---------- Exercise input
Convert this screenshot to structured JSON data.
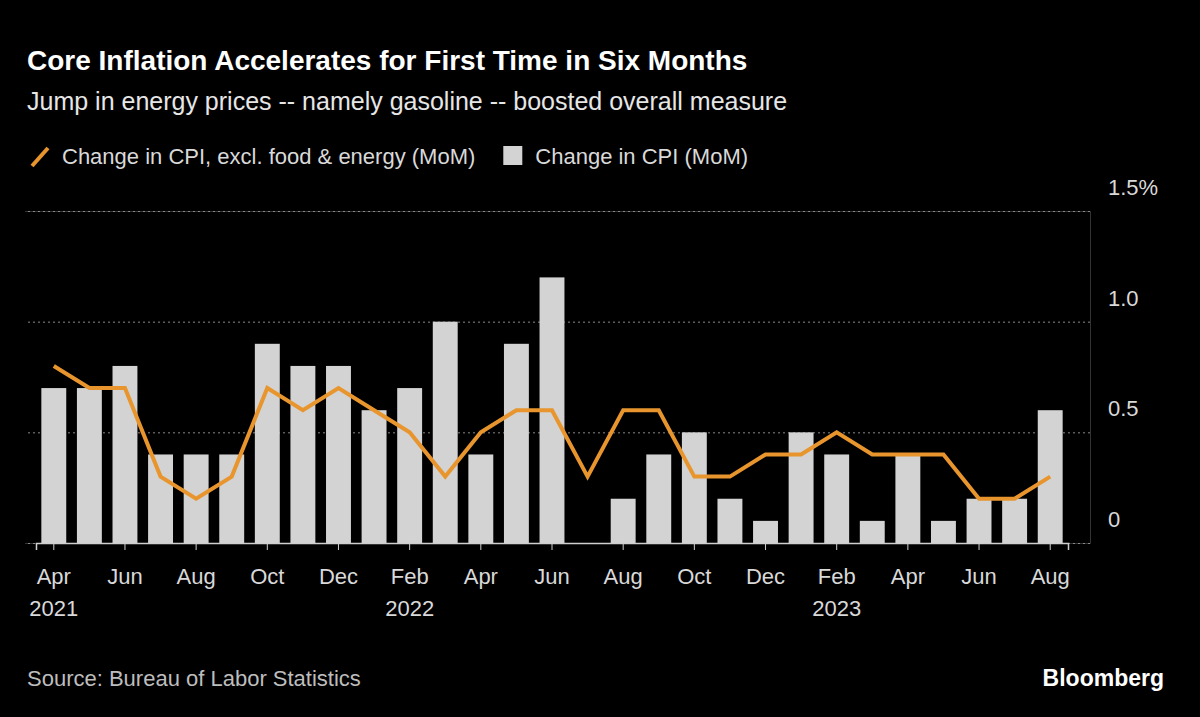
{
  "chart_data": {
    "type": "bar",
    "title": "Core Inflation Accelerates for First Time in Six Months",
    "subtitle": "Jump in energy prices -- namely gasoline -- boosted overall measure",
    "source": "Source: Bureau of Labor Statistics",
    "credit": "Bloomberg",
    "categories": [
      "Apr\n2021",
      null,
      "Jun",
      null,
      "Aug",
      null,
      "Oct",
      null,
      "Dec",
      null,
      "Feb\n2022",
      null,
      "Apr",
      null,
      "Jun",
      null,
      "Aug",
      null,
      "Oct",
      null,
      "Dec",
      null,
      "Feb\n2023",
      null,
      "Apr",
      null,
      "Jun",
      null,
      "Aug"
    ],
    "series": [
      {
        "name": "Change in CPI, excl. food & energy (MoM)",
        "type": "line",
        "color": "#e8952e",
        "values": [
          0.8,
          0.7,
          0.7,
          0.3,
          0.2,
          0.3,
          0.7,
          0.6,
          0.7,
          0.6,
          0.5,
          0.3,
          0.5,
          0.6,
          0.6,
          0.3,
          0.6,
          0.6,
          0.3,
          0.3,
          0.4,
          0.4,
          0.5,
          0.4,
          0.4,
          0.4,
          0.2,
          0.2,
          0.3
        ]
      },
      {
        "name": "Change in CPI (MoM)",
        "type": "bar",
        "color": "#d3d3d3",
        "values": [
          0.7,
          0.7,
          0.8,
          0.4,
          0.4,
          0.4,
          0.9,
          0.8,
          0.8,
          0.6,
          0.7,
          1.0,
          0.4,
          0.9,
          1.2,
          0.0,
          0.2,
          0.4,
          0.5,
          0.2,
          0.1,
          0.5,
          0.4,
          0.1,
          0.4,
          0.1,
          0.2,
          0.2,
          0.6
        ]
      }
    ],
    "ylim": [
      0,
      1.5
    ],
    "yticks": [
      0,
      0.5,
      {
        "value": 1.0,
        "label": "1.0"
      },
      {
        "value": 1.5,
        "label": "1.5%"
      }
    ],
    "grid": true,
    "legend": "top-left"
  }
}
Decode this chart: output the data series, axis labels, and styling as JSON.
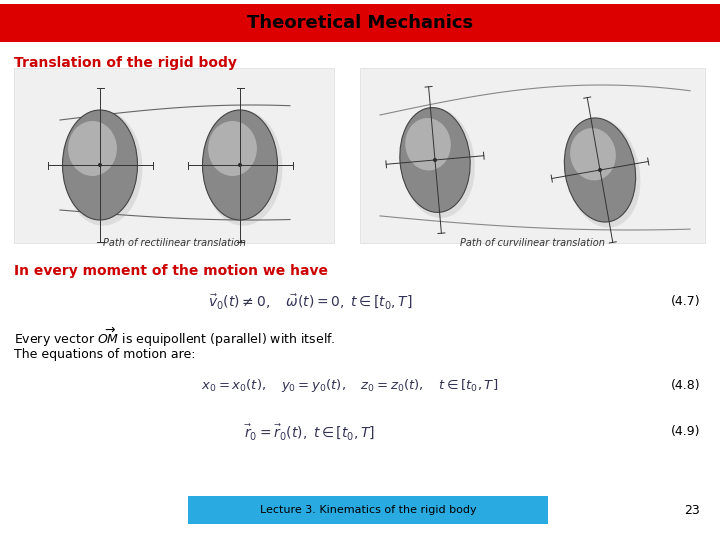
{
  "title": "Theoretical Mechanics",
  "title_bg_color": "#DD0000",
  "title_text_color": "#000000",
  "title_fontsize": 13,
  "subtitle": "Translation of the rigid body",
  "subtitle_fontsize": 10,
  "subtitle_color": "#CC0000",
  "text_red": "In every moment of the motion we have",
  "text_red_color": "#CC0000",
  "text_red_fontsize": 10,
  "eq1_label": "(4.7)",
  "eq2_label": "(4.8)",
  "eq3_label": "(4.9)",
  "eq_label_fontsize": 9,
  "body_text1": "Every vector $\\overrightarrow{OM}$ is equipollent (parallel) with itself.",
  "body_text2": "The equations of motion are:",
  "body_fontsize": 9,
  "footer_text": "Lecture 3. Kinematics of the rigid body",
  "footer_bg_color": "#29ABE2",
  "footer_text_color": "#000000",
  "footer_fontsize": 8,
  "page_number": "23",
  "page_fontsize": 9,
  "bg_color": "#FFFFFF",
  "eq1": "$\\vec{v}_0(t) \\neq 0, \\quad \\vec{\\omega}(t) = 0, \\; t \\in [t_0, T]$",
  "eq2": "$x_0 = x_0(t), \\quad y_0 = y_0(t), \\quad z_0 = z_0(t), \\quad t \\in [t_0, T]$",
  "eq3": "$\\vec{r}_0 = \\vec{r}_0(t), \\; t \\in [t_0, T]$",
  "caption_left": "Path of rectilinear translation",
  "caption_right": "Path of curvilinear translation"
}
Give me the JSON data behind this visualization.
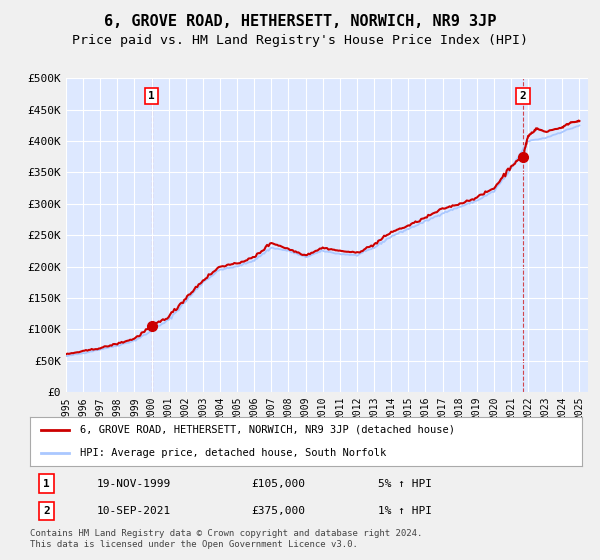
{
  "title": "6, GROVE ROAD, HETHERSETT, NORWICH, NR9 3JP",
  "subtitle": "Price paid vs. HM Land Registry's House Price Index (HPI)",
  "ylim": [
    0,
    500000
  ],
  "yticks": [
    0,
    50000,
    100000,
    150000,
    200000,
    250000,
    300000,
    350000,
    400000,
    450000,
    500000
  ],
  "ytick_labels": [
    "£0",
    "£50K",
    "£100K",
    "£150K",
    "£200K",
    "£250K",
    "£300K",
    "£350K",
    "£400K",
    "£450K",
    "£500K"
  ],
  "xlim_start": 1995.0,
  "xlim_end": 2025.5,
  "xticks": [
    1995,
    1996,
    1997,
    1998,
    1999,
    2000,
    2001,
    2002,
    2003,
    2004,
    2005,
    2006,
    2007,
    2008,
    2009,
    2010,
    2011,
    2012,
    2013,
    2014,
    2015,
    2016,
    2017,
    2018,
    2019,
    2020,
    2021,
    2022,
    2023,
    2024,
    2025
  ],
  "plot_bg_color": "#dde8ff",
  "grid_color": "#ffffff",
  "hpi_line_color": "#aac8ff",
  "price_line_color": "#cc0000",
  "marker1_date": 2000.0,
  "marker1_price": 105000,
  "marker2_date": 2021.7,
  "marker2_price": 375000,
  "legend_line1": "6, GROVE ROAD, HETHERSETT, NORWICH, NR9 3JP (detached house)",
  "legend_line2": "HPI: Average price, detached house, South Norfolk",
  "table_row1_label": "1",
  "table_row1_date": "19-NOV-1999",
  "table_row1_price": "£105,000",
  "table_row1_hpi": "5% ↑ HPI",
  "table_row2_label": "2",
  "table_row2_date": "10-SEP-2021",
  "table_row2_price": "£375,000",
  "table_row2_hpi": "1% ↑ HPI",
  "footnote": "Contains HM Land Registry data © Crown copyright and database right 2024.\nThis data is licensed under the Open Government Licence v3.0.",
  "title_fontsize": 11,
  "subtitle_fontsize": 9.5,
  "hpi_anchors": [
    [
      1995.0,
      57000
    ],
    [
      1996.0,
      62000
    ],
    [
      1997.0,
      68000
    ],
    [
      1998.0,
      74000
    ],
    [
      1999.0,
      82000
    ],
    [
      2000.0,
      97000
    ],
    [
      2001.0,
      115000
    ],
    [
      2002.0,
      145000
    ],
    [
      2003.0,
      175000
    ],
    [
      2004.0,
      195000
    ],
    [
      2005.0,
      200000
    ],
    [
      2006.0,
      210000
    ],
    [
      2007.0,
      230000
    ],
    [
      2008.0,
      225000
    ],
    [
      2009.0,
      215000
    ],
    [
      2010.0,
      225000
    ],
    [
      2011.0,
      220000
    ],
    [
      2012.0,
      218000
    ],
    [
      2013.0,
      230000
    ],
    [
      2014.0,
      248000
    ],
    [
      2015.0,
      260000
    ],
    [
      2016.0,
      272000
    ],
    [
      2017.0,
      285000
    ],
    [
      2018.0,
      295000
    ],
    [
      2019.0,
      305000
    ],
    [
      2020.0,
      320000
    ],
    [
      2021.0,
      355000
    ],
    [
      2022.0,
      400000
    ],
    [
      2023.0,
      405000
    ],
    [
      2024.0,
      415000
    ],
    [
      2025.0,
      425000
    ]
  ],
  "price_anchors": [
    [
      1995.0,
      60000
    ],
    [
      1996.0,
      65000
    ],
    [
      1997.0,
      70000
    ],
    [
      1998.0,
      77000
    ],
    [
      1999.0,
      85000
    ],
    [
      2000.0,
      105000
    ],
    [
      2001.0,
      120000
    ],
    [
      2002.0,
      150000
    ],
    [
      2003.0,
      178000
    ],
    [
      2004.0,
      200000
    ],
    [
      2005.0,
      205000
    ],
    [
      2006.0,
      215000
    ],
    [
      2007.0,
      238000
    ],
    [
      2008.0,
      228000
    ],
    [
      2009.0,
      218000
    ],
    [
      2010.0,
      230000
    ],
    [
      2011.0,
      225000
    ],
    [
      2012.0,
      222000
    ],
    [
      2013.0,
      235000
    ],
    [
      2014.0,
      255000
    ],
    [
      2015.0,
      265000
    ],
    [
      2016.0,
      278000
    ],
    [
      2017.0,
      292000
    ],
    [
      2018.0,
      300000
    ],
    [
      2019.0,
      310000
    ],
    [
      2020.0,
      325000
    ],
    [
      2021.0,
      360000
    ],
    [
      2021.7,
      375000
    ],
    [
      2022.0,
      408000
    ],
    [
      2022.5,
      420000
    ],
    [
      2023.0,
      415000
    ],
    [
      2024.0,
      422000
    ],
    [
      2024.5,
      430000
    ],
    [
      2025.0,
      432000
    ]
  ]
}
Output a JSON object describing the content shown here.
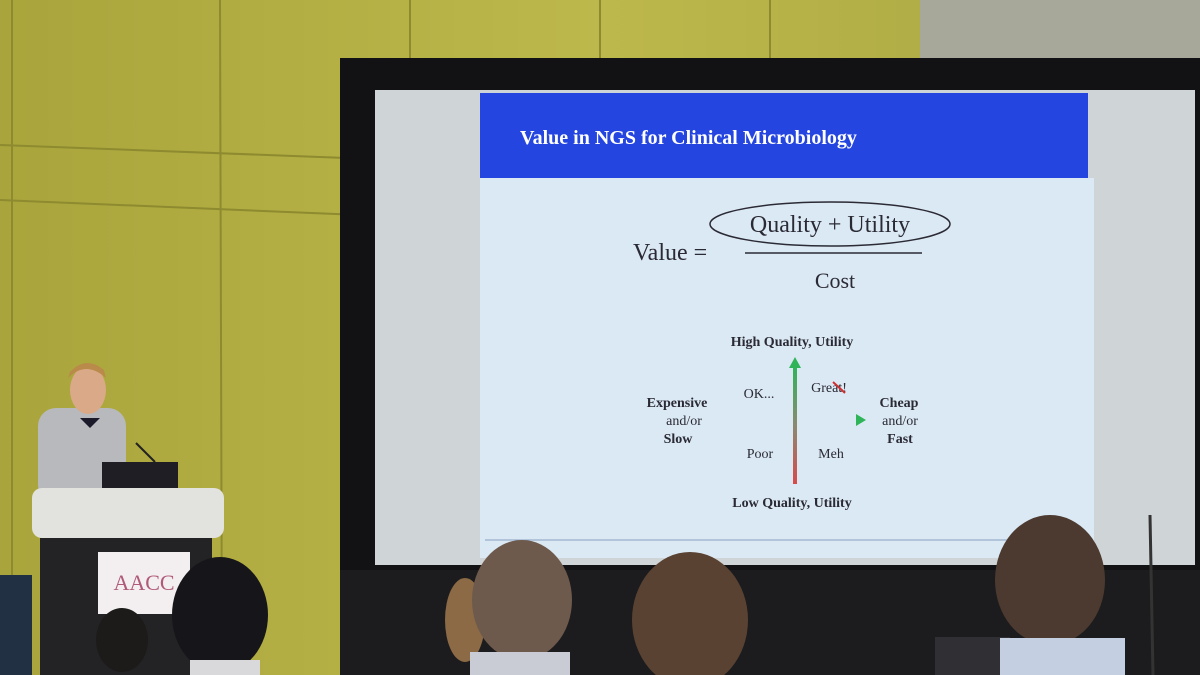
{
  "slide": {
    "title": "Value in NGS for Clinical Microbiology",
    "formula": {
      "lhs": "Value =",
      "numerator": "Quality + Utility",
      "denominator": "Cost"
    },
    "quadrant": {
      "top": "High Quality, Utility",
      "bottom": "Low Quality, Utility",
      "left": [
        "Expensive",
        "and/or",
        "Slow"
      ],
      "right": [
        "Cheap",
        "and/or",
        "Fast"
      ],
      "top_left": "OK...",
      "top_right": "Great!",
      "bottom_left": "Poor",
      "bottom_right": "Meh"
    }
  },
  "podium": {
    "sign": "AACC"
  }
}
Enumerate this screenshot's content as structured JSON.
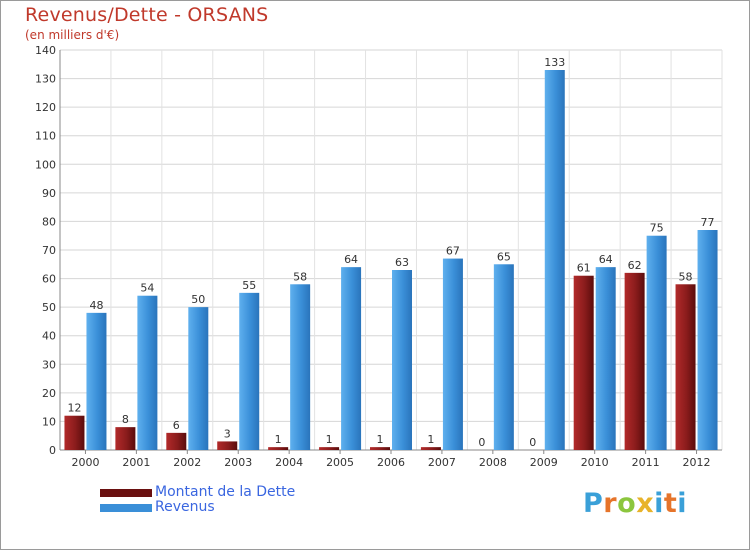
{
  "header": {
    "title": "Revenus/Dette - ORSANS",
    "subtitle": "(en milliers d'€)"
  },
  "colors": {
    "title": "#c0392b",
    "dette": "#7a1414",
    "revenus": "#3a8fd8",
    "legend_text": "#3a66e0"
  },
  "chart_data": {
    "type": "bar",
    "title": "Revenus/Dette - ORSANS",
    "subtitle": "(en milliers d'€)",
    "categories": [
      "2000",
      "2001",
      "2002",
      "2003",
      "2004",
      "2005",
      "2006",
      "2007",
      "2008",
      "2009",
      "2010",
      "2011",
      "2012"
    ],
    "series": [
      {
        "name": "Montant de la Dette",
        "values": [
          12,
          8,
          6,
          3,
          1,
          1,
          1,
          1,
          0,
          0,
          61,
          62,
          58
        ]
      },
      {
        "name": "Revenus",
        "values": [
          48,
          54,
          50,
          55,
          58,
          64,
          63,
          67,
          65,
          133,
          64,
          75,
          77
        ]
      }
    ],
    "ylim": [
      0,
      140
    ],
    "yticks": [
      0,
      10,
      20,
      30,
      40,
      50,
      60,
      70,
      80,
      90,
      100,
      110,
      120,
      130,
      140
    ],
    "grid": true,
    "legend_position": "bottom-left"
  },
  "legend": {
    "items": [
      {
        "label": "Montant de la Dette"
      },
      {
        "label": "Revenus"
      }
    ]
  },
  "logo": {
    "letters": [
      "P",
      "r",
      "o",
      "x",
      "i",
      "t",
      "i"
    ]
  }
}
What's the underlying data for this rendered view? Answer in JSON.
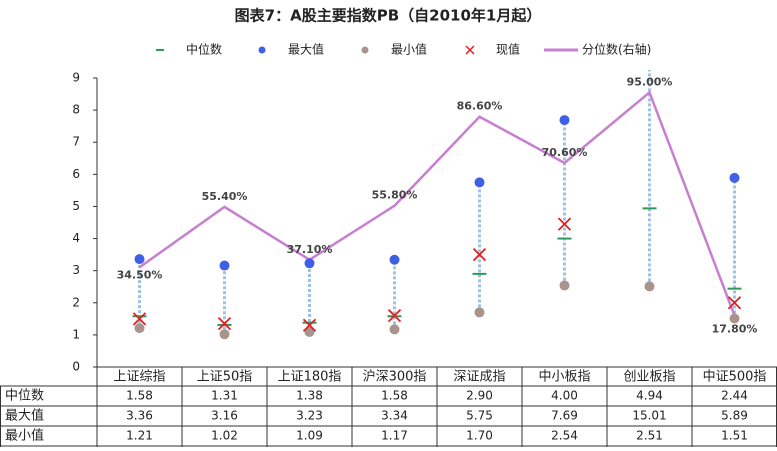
{
  "chart_data": {
    "type": "range-dot",
    "title": "图表7：A股主要指数PB（自2010年1月起）",
    "categories": [
      "上证综指",
      "上证50指",
      "上证180指",
      "沪深300指",
      "深证成指",
      "中小板指",
      "创业板指",
      "中证500指"
    ],
    "series": [
      {
        "name": "中位数",
        "color": "#2e9a5a",
        "marker": "dash",
        "values": [
          1.58,
          1.31,
          1.38,
          1.58,
          2.9,
          4.0,
          4.94,
          2.44
        ],
        "value_labels": [
          "1.58",
          "1.31",
          "1.38",
          "1.58",
          "2.90",
          "4.00",
          "4.94",
          "2.44"
        ]
      },
      {
        "name": "最大值",
        "color": "#3f5fe6",
        "marker": "dot",
        "values": [
          3.36,
          3.16,
          3.23,
          3.34,
          5.75,
          7.69,
          15.01,
          5.89
        ],
        "value_labels": [
          "3.36",
          "3.16",
          "3.23",
          "3.34",
          "5.75",
          "7.69",
          "15.01",
          "5.89"
        ]
      },
      {
        "name": "最小值",
        "color": "#a8948c",
        "marker": "dot",
        "values": [
          1.21,
          1.02,
          1.09,
          1.17,
          1.7,
          2.54,
          2.51,
          1.51
        ],
        "value_labels": [
          "1.21",
          "1.02",
          "1.09",
          "1.17",
          "1.70",
          "2.54",
          "2.51",
          "1.51"
        ]
      },
      {
        "name": "现值",
        "color": "#e02020",
        "marker": "cross",
        "values": [
          1.5,
          1.35,
          1.3,
          1.6,
          3.5,
          4.45,
          null,
          2.0
        ]
      },
      {
        "name": "分位数(右轴)",
        "color": "#c77fd0",
        "marker": "line",
        "axis": "y2",
        "values": [
          34.5,
          55.4,
          37.1,
          55.8,
          86.6,
          70.6,
          95.0,
          17.8
        ],
        "value_labels": [
          "34.50%",
          "55.40%",
          "37.10%",
          "55.80%",
          "86.60%",
          "70.60%",
          "95.00%",
          "17.80%"
        ]
      }
    ],
    "ylim": [
      0,
      9
    ],
    "yticks": [
      0,
      1,
      2,
      3,
      4,
      5,
      6,
      7,
      8,
      9
    ],
    "y2lim": [
      0,
      100
    ]
  }
}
--------------------
== Problem details ==
Every line of the records that includes the word "motion" should be gathered.

== Answer ==
  "text_red": "In every moment of the motion we have",
  "body_text2": "The equations of motion are:",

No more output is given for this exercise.